[begin Items]
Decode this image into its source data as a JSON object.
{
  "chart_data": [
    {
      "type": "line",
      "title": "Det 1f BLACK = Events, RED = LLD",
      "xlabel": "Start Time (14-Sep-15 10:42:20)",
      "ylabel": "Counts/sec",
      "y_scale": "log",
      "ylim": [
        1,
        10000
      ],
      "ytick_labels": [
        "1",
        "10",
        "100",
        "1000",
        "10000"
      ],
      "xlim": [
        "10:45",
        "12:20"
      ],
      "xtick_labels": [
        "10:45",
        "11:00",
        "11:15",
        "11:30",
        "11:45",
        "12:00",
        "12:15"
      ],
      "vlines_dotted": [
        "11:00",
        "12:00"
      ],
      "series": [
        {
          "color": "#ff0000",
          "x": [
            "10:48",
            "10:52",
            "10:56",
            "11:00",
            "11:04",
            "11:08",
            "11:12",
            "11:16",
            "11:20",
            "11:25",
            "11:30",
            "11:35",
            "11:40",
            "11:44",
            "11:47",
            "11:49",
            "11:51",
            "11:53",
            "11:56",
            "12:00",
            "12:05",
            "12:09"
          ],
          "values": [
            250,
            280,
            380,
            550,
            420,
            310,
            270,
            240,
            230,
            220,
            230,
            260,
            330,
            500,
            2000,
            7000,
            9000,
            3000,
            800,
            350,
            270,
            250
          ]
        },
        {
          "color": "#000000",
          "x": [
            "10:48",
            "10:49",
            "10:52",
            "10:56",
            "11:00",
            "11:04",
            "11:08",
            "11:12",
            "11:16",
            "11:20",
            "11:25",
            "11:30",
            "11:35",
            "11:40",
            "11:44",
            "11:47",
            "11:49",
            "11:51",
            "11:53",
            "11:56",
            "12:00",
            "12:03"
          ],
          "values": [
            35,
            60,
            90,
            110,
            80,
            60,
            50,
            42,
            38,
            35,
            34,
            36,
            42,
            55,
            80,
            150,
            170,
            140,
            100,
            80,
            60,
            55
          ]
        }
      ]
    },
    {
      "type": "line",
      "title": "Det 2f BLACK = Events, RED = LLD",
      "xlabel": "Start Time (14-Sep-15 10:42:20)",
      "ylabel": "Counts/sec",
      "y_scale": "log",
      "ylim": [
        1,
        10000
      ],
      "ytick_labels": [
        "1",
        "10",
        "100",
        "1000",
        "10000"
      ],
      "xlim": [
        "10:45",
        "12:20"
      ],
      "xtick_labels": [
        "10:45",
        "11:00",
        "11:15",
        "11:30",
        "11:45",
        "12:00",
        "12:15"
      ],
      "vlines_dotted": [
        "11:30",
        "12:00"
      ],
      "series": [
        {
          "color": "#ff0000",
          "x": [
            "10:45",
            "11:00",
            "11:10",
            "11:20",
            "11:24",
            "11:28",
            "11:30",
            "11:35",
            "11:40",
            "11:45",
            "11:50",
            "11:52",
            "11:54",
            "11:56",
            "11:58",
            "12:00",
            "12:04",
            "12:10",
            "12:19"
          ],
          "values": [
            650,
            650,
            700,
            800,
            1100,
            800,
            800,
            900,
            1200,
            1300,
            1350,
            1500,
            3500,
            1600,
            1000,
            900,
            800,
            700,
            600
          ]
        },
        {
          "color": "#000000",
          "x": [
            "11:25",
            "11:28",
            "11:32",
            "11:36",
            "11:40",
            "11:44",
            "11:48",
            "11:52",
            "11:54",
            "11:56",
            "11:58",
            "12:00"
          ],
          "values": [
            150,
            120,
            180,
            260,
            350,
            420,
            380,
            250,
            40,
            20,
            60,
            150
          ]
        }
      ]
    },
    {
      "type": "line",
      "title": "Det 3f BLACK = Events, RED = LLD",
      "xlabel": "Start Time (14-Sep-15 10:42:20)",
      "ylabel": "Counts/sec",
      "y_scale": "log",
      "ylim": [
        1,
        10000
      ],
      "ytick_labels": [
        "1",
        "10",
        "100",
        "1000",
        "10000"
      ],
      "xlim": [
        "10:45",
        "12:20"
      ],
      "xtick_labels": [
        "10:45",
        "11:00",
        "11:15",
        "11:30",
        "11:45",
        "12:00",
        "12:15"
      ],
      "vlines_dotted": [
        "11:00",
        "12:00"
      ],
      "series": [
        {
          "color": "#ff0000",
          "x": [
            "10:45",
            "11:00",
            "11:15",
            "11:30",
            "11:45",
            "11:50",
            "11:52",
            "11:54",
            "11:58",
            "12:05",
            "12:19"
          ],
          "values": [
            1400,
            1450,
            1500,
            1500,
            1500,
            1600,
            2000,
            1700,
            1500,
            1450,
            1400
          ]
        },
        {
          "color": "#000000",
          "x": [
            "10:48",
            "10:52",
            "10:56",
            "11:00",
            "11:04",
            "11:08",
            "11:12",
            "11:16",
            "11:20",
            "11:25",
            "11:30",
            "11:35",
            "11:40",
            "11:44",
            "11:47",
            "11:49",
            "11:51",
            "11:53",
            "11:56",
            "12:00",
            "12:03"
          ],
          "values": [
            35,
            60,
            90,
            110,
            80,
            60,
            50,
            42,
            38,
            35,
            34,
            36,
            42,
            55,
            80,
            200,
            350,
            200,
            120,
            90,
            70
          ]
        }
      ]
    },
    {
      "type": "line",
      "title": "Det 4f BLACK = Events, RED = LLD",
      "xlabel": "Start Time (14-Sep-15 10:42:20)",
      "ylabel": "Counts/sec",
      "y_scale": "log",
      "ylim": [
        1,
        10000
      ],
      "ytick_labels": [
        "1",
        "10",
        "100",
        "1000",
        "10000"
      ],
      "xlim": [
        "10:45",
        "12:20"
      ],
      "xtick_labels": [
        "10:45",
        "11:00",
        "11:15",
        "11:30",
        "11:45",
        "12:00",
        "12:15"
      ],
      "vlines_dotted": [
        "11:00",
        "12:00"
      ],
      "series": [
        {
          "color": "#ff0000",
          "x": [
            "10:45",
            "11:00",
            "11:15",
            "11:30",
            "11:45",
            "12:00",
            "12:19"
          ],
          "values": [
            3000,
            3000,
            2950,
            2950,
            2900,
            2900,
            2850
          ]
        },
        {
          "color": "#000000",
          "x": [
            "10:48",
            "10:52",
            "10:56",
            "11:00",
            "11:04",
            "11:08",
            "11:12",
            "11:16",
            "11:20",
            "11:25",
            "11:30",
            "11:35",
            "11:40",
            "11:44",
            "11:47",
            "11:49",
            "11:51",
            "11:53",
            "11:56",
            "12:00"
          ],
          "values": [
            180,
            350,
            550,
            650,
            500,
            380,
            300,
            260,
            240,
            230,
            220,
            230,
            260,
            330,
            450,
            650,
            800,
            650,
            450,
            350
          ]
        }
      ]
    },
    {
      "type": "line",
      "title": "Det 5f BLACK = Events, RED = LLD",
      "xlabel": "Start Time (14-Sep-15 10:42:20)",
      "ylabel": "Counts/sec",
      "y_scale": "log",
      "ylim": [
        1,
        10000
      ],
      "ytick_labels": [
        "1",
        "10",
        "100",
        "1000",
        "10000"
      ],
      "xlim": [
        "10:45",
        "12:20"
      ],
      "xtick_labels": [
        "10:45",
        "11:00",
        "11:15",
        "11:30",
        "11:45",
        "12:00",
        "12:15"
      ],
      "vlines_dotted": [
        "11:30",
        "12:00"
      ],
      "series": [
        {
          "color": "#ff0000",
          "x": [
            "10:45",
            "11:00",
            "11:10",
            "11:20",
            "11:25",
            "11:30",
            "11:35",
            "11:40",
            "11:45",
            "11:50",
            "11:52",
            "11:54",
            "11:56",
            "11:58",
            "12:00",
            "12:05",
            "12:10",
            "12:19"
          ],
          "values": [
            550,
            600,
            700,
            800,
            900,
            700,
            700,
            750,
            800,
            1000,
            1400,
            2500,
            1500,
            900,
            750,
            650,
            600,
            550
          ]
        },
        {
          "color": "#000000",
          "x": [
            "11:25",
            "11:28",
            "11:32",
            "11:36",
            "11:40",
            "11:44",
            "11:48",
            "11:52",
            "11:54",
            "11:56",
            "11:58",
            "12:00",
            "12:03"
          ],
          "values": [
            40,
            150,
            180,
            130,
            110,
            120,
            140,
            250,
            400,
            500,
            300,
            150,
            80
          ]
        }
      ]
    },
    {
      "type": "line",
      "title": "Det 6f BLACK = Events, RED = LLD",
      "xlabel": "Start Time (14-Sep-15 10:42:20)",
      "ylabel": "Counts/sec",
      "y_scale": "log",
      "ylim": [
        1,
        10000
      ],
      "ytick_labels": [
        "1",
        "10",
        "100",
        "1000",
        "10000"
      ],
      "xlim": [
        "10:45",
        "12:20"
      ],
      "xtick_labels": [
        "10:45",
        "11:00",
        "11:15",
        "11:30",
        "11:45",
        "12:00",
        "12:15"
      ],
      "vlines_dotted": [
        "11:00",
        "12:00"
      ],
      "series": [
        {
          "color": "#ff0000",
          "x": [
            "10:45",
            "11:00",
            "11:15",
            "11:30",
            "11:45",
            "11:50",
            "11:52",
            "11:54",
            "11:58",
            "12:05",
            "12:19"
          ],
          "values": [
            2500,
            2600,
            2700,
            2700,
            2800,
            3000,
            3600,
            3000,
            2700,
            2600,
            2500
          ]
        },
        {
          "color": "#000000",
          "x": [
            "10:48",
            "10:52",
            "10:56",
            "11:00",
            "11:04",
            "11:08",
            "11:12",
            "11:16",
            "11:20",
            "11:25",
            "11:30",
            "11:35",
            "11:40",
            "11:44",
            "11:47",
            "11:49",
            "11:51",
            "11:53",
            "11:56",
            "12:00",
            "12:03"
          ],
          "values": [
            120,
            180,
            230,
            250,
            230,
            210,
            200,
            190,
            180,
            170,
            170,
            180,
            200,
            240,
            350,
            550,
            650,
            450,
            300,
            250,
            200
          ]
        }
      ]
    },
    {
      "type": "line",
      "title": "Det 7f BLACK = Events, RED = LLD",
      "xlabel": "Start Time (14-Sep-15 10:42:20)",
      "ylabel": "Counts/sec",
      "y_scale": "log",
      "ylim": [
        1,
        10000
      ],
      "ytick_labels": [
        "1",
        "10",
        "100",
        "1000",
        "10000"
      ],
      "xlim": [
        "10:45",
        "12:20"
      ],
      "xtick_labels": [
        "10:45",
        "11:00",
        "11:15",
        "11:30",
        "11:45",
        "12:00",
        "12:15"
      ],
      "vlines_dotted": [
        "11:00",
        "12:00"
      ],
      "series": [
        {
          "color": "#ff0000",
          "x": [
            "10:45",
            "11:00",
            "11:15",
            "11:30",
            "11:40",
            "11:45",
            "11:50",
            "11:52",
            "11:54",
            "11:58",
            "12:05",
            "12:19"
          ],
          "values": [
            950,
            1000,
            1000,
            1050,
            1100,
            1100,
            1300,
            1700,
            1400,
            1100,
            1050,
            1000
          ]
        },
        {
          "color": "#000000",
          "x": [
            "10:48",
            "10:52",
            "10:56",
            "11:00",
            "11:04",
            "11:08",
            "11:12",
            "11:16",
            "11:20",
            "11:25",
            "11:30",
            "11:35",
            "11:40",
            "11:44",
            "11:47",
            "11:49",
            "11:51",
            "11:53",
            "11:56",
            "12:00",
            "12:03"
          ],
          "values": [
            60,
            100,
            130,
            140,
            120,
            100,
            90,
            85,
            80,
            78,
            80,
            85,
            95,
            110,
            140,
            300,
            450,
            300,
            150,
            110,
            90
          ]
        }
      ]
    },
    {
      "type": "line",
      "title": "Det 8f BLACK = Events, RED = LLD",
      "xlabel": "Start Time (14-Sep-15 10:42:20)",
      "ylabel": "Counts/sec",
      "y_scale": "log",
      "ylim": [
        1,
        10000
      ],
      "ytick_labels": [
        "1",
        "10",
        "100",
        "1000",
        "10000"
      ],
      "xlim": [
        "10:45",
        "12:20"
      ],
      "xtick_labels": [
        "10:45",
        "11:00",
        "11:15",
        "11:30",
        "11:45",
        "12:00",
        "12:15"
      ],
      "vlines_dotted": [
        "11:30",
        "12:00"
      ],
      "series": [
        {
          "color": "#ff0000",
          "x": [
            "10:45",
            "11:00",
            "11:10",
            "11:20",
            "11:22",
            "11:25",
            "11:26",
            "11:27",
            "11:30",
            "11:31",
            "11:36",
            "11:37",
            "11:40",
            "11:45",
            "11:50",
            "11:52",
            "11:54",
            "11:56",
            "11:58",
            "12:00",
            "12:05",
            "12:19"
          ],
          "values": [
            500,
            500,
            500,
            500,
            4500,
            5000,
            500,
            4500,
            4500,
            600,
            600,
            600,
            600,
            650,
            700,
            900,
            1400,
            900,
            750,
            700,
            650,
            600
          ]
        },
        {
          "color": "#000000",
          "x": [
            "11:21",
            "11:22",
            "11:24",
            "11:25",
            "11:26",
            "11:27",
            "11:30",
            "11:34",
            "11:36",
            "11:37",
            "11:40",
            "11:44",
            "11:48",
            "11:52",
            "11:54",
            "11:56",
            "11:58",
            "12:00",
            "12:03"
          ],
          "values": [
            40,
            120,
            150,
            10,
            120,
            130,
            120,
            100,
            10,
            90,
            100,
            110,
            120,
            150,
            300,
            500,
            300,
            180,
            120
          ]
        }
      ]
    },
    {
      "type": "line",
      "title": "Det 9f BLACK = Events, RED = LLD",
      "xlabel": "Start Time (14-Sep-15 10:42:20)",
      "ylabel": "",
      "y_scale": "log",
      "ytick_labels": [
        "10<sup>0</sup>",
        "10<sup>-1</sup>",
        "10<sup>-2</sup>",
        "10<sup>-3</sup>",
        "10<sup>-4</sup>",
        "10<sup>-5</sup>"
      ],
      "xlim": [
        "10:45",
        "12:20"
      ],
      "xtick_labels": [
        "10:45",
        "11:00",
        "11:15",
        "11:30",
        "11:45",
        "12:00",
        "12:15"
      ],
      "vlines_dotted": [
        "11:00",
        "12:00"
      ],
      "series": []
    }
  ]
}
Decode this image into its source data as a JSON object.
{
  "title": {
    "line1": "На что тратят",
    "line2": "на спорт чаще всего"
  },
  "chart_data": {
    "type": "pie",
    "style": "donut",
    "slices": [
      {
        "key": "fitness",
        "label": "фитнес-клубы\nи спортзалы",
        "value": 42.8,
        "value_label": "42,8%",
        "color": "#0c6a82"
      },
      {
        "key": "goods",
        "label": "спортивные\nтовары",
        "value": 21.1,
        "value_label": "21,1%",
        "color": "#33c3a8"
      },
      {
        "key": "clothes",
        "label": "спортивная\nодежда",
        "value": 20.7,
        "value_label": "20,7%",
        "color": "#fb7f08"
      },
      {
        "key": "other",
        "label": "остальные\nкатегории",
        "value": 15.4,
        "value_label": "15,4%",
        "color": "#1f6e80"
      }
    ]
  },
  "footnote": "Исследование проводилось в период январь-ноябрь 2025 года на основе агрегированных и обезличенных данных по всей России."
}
[end Items]
▶ _Exercise aim_: Copy out every line in the entries above that holds "BLACK".

▶ _Response_:
      "title": "Det 1f BLACK = Events, RED = LLD",
      "title": "Det 2f BLACK = Events, RED = LLD",
      "title": "Det 3f BLACK = Events, RED = LLD",
      "title": "Det 4f BLACK = Events, RED = LLD",
      "title": "Det 5f BLACK = Events, RED = LLD",
      "title": "Det 6f BLACK = Events, RED = LLD",
      "title": "Det 7f BLACK = Events, RED = LLD",
      "title": "Det 8f BLACK = Events, RED = LLD",
      "title": "Det 9f BLACK = Events, RED = LLD",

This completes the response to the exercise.